▶ _SET TASK_
Your task is to copy the material exactly.

-------- DATASET EXCERPTS

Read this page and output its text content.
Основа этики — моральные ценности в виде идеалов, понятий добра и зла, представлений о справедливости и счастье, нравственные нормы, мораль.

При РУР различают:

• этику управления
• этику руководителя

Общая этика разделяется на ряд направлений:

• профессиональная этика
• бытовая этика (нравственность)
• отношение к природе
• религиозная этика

----------------

▶ _THE RESULT_
Read this page and output its text content.
Основа этики — моральные ценности в виде идеалов, понятий добра и зла, представлений о справедливости и счастье, нравственные нормы, мораль.

При РУР различают:

• этику управления
• этику руководителя

Общая этика разделяется на ряд направлений:

• профессиональная этика
• бытовая этика (нравственность)
• отношение к природе
• религиозная этика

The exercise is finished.